### LISTED RECORDS
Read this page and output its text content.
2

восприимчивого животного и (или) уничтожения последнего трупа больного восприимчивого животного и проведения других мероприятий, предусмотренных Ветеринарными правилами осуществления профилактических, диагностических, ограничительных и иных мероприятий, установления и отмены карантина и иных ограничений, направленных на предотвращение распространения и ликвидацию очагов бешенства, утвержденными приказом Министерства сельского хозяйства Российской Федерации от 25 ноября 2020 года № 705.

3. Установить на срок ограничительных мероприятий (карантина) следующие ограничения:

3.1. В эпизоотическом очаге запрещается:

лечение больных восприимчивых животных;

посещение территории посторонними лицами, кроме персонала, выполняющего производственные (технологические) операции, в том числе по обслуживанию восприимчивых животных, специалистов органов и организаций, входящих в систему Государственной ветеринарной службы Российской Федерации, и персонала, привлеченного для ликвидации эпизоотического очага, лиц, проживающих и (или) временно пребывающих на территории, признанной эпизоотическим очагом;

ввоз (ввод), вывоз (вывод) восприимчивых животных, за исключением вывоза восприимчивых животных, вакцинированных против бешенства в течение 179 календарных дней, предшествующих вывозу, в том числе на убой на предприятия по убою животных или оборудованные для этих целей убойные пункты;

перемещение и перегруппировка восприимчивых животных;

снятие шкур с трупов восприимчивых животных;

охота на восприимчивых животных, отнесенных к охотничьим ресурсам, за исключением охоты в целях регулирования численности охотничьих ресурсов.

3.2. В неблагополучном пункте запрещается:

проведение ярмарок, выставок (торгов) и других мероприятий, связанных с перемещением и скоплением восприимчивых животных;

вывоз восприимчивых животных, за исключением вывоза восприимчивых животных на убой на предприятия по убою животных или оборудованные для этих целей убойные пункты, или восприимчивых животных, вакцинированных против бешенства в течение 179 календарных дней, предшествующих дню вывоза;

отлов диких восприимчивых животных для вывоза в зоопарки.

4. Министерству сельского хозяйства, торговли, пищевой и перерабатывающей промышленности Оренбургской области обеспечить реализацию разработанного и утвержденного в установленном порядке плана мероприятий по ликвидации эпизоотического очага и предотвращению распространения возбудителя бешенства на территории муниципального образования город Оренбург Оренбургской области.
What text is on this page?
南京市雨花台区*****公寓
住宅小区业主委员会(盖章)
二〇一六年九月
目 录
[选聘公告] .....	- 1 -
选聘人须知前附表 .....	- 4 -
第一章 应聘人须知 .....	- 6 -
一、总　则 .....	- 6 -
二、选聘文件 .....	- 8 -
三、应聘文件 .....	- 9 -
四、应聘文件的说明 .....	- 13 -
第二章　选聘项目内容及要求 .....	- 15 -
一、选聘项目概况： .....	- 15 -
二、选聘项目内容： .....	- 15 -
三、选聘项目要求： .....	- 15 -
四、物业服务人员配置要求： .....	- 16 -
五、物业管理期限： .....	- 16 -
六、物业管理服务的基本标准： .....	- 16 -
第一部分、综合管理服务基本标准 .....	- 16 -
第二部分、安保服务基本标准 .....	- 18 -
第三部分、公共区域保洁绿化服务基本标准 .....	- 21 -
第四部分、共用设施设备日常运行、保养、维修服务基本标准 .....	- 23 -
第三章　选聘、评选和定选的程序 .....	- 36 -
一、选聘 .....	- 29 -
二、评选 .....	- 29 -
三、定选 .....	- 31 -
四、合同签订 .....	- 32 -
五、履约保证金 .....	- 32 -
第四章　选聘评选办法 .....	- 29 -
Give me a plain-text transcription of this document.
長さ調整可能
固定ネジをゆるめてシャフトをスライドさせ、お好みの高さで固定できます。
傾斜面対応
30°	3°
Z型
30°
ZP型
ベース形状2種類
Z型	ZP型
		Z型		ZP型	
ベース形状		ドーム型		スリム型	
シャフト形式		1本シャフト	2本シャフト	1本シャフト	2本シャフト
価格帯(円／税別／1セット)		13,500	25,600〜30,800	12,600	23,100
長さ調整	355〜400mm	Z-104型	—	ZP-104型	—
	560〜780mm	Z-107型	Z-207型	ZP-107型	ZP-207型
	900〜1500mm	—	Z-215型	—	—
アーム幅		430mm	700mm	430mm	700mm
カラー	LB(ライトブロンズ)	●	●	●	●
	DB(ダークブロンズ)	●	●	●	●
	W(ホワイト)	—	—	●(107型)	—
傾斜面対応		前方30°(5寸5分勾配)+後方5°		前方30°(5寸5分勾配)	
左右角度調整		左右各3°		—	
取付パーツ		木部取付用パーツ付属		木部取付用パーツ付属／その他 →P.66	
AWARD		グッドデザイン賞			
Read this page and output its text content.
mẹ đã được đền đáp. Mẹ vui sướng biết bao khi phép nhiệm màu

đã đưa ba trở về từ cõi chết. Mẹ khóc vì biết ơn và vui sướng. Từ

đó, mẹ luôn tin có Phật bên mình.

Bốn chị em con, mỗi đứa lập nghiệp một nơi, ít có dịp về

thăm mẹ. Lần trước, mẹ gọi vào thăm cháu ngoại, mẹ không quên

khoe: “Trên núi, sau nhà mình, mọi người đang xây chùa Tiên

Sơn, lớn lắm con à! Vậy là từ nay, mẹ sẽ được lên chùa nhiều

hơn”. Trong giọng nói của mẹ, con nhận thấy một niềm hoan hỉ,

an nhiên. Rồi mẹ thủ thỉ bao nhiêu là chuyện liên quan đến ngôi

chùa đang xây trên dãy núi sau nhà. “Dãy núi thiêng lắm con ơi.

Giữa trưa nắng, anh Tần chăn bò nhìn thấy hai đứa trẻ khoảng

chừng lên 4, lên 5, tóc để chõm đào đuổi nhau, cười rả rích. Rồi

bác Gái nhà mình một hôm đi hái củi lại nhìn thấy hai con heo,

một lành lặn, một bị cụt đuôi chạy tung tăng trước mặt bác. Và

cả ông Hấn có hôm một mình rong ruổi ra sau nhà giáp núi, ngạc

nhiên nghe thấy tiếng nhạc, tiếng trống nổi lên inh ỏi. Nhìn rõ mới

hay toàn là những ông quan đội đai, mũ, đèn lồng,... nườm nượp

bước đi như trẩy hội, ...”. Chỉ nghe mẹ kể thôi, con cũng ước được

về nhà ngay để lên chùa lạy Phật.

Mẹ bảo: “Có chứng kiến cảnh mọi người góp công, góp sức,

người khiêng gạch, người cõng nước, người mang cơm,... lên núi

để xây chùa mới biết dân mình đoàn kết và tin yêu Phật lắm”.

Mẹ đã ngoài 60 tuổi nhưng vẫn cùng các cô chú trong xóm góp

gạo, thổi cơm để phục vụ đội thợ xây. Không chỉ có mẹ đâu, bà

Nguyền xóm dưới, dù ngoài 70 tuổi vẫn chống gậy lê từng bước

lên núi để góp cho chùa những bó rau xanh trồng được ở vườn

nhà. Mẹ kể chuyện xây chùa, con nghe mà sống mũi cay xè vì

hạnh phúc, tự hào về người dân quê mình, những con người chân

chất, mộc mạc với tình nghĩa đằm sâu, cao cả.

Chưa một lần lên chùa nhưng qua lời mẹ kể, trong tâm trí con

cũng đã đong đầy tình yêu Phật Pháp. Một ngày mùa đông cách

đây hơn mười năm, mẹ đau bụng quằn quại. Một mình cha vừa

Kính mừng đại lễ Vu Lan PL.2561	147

### CHALLENGE
Please reproduce every line of the material word for word.

### SOLUTION TO THE PROBLEM
Read this page and output its text content.
2

восприимчивого животного и (или) уничтожения последнего трупа больного восприимчивого животного и проведения других мероприятий, предусмотренных Ветеринарными правилами осуществления профилактических, диагностических, ограничительных и иных мероприятий, установления и отмены карантина и иных ограничений, направленных на предотвращение распространения и ликвидацию очагов бешенства, утвержденными приказом Министерства сельского хозяйства Российской Федерации от 25 ноября 2020 года № 705.

3. Установить на срок ограничительных мероприятий (карантина) следующие ограничения:

3.1. В эпизоотическом очаге запрещается:

лечение больных восприимчивых животных;

посещение территории посторонними лицами, кроме персонала, выполняющего производственные (технологические) операции, в том числе по обслуживанию восприимчивых животных, специалистов органов и организаций, входящих в систему Государственной ветеринарной службы Российской Федерации, и персонала, привлеченного для ликвидации эпизоотического очага, лиц, проживающих и (или) временно пребывающих на территории, признанной эпизоотическим очагом;

ввоз (ввод), вывоз (вывод) восприимчивых животных, за исключением вывоза восприимчивых животных, вакцинированных против бешенства в течение 179 календарных дней, предшествующих вывозу, в том числе на убой на предприятия по убою животных или оборудованные для этих целей убойные пункты;

перемещение и перегруппировка восприимчивых животных;

снятие шкур с трупов восприимчивых животных;

охота на восприимчивых животных, отнесенных к охотничьим ресурсам, за исключением охоты в целях регулирования численности охотничьих ресурсов.

3.2. В неблагополучном пункте запрещается:

проведение ярмарок, выставок (торгов) и других мероприятий, связанных с перемещением и скоплением восприимчивых животных;

вывоз восприимчивых животных, за исключением вывоза восприимчивых животных на убой на предприятия по убою животных или оборудованные для этих целей убойные пункты, или восприимчивых животных, вакцинированных против бешенства в течение 179 календарных дней, предшествующих дню вывоза;

отлов диких восприимчивых животных для вывоза в зоопарки.

4. Министерству сельского хозяйства, торговли, пищевой и перерабатывающей промышленности Оренбургской области обеспечить реализацию разработанного и утвержденного в установленном порядке плана мероприятий по ликвидации эпизоотического очага и предотвращению распространения возбудителя бешенства на территории муниципального образования город Оренбург Оренбургской области.
What text is on this page?
南京市雨花台区*****公寓
住宅小区业主委员会(盖章)
二〇一六年九月
目 录
[选聘公告] .....	- 1 -
选聘人须知前附表 .....	- 4 -
第一章 应聘人须知 .....	- 6 -
一、总　则 .....	- 6 -
二、选聘文件 .....	- 8 -
三、应聘文件 .....	- 9 -
四、应聘文件的说明 .....	- 13 -
第二章　选聘项目内容及要求 .....	- 15 -
一、选聘项目概况： .....	- 15 -
二、选聘项目内容： .....	- 15 -
三、选聘项目要求： .....	- 15 -
四、物业服务人员配置要求： .....	- 16 -
五、物业管理期限： .....	- 16 -
六、物业管理服务的基本标准： .....	- 16 -
第一部分、综合管理服务基本标准 .....	- 16 -
第二部分、安保服务基本标准 .....	- 18 -
第三部分、公共区域保洁绿化服务基本标准 .....	- 21 -
第四部分、共用设施设备日常运行、保养、维修服务基本标准 .....	- 23 -
第三章　选聘、评选和定选的程序 .....	- 36 -
一、选聘 .....	- 29 -
二、评选 .....	- 29 -
三、定选 .....	- 31 -
四、合同签订 .....	- 32 -
五、履约保证金 .....	- 32 -
第四章　选聘评选办法 .....	- 29 -
Give me a plain-text transcription of this document.
長さ調整可能
固定ネジをゆるめてシャフトをスライドさせ、お好みの高さで固定できます。
傾斜面対応
30°	3°
Z型
30°
ZP型
ベース形状2種類
Z型	ZP型
		Z型		ZP型	
ベース形状		ドーム型		スリム型	
シャフト形式		1本シャフト	2本シャフト	1本シャフト	2本シャフト
価格帯(円／税別／1セット)		13,500	25,600〜30,800	12,600	23,100
長さ調整	355〜400mm	Z-104型	—	ZP-104型	—
	560〜780mm	Z-107型	Z-207型	ZP-107型	ZP-207型
	900〜1500mm	—	Z-215型	—	—
アーム幅		430mm	700mm	430mm	700mm
カラー	LB(ライトブロンズ)	●	●	●	●
	DB(ダークブロンズ)	●	●	●	●
	W(ホワイト)	—	—	●(107型)	—
傾斜面対応		前方30°(5寸5分勾配)+後方5°		前方30°(5寸5分勾配)	
左右角度調整		左右各3°		—	
取付パーツ		木部取付用パーツ付属		木部取付用パーツ付属／その他 →P.66	
AWARD		グッドデザイン賞			
Read this page and output its text content.
mẹ đã được đền đáp. Mẹ vui sướng biết bao khi phép nhiệm màu

đã đưa ba trở về từ cõi chết. Mẹ khóc vì biết ơn và vui sướng. Từ

đó, mẹ luôn tin có Phật bên mình.

Bốn chị em con, mỗi đứa lập nghiệp một nơi, ít có dịp về

thăm mẹ. Lần trước, mẹ gọi vào thăm cháu ngoại, mẹ không quên

khoe: “Trên núi, sau nhà mình, mọi người đang xây chùa Tiên

Sơn, lớn lắm con à! Vậy là từ nay, mẹ sẽ được lên chùa nhiều

hơn”. Trong giọng nói của mẹ, con nhận thấy một niềm hoan hỉ,

an nhiên. Rồi mẹ thủ thỉ bao nhiêu là chuyện liên quan đến ngôi

chùa đang xây trên dãy núi sau nhà. “Dãy núi thiêng lắm con ơi.

Giữa trưa nắng, anh Tần chăn bò nhìn thấy hai đứa trẻ khoảng

chừng lên 4, lên 5, tóc để chõm đào đuổi nhau, cười rả rích. Rồi

bác Gái nhà mình một hôm đi hái củi lại nhìn thấy hai con heo,

một lành lặn, một bị cụt đuôi chạy tung tăng trước mặt bác. Và

cả ông Hấn có hôm một mình rong ruổi ra sau nhà giáp núi, ngạc

nhiên nghe thấy tiếng nhạc, tiếng trống nổi lên inh ỏi. Nhìn rõ mới

hay toàn là những ông quan đội đai, mũ, đèn lồng,... nườm nượp

bước đi như trẩy hội, ...”. Chỉ nghe mẹ kể thôi, con cũng ước được

về nhà ngay để lên chùa lạy Phật.

Mẹ bảo: “Có chứng kiến cảnh mọi người góp công, góp sức,

người khiêng gạch, người cõng nước, người mang cơm,... lên núi

để xây chùa mới biết dân mình đoàn kết và tin yêu Phật lắm”.

Mẹ đã ngoài 60 tuổi nhưng vẫn cùng các cô chú trong xóm góp

gạo, thổi cơm để phục vụ đội thợ xây. Không chỉ có mẹ đâu, bà

Nguyền xóm dưới, dù ngoài 70 tuổi vẫn chống gậy lê từng bước

lên núi để góp cho chùa những bó rau xanh trồng được ở vườn

nhà. Mẹ kể chuyện xây chùa, con nghe mà sống mũi cay xè vì

hạnh phúc, tự hào về người dân quê mình, những con người chân

chất, mộc mạc với tình nghĩa đằm sâu, cao cả.

Chưa một lần lên chùa nhưng qua lời mẹ kể, trong tâm trí con

cũng đã đong đầy tình yêu Phật Pháp. Một ngày mùa đông cách

đây hơn mười năm, mẹ đau bụng quằn quại. Một mình cha vừa

Kính mừng đại lễ Vu Lan PL.2561	147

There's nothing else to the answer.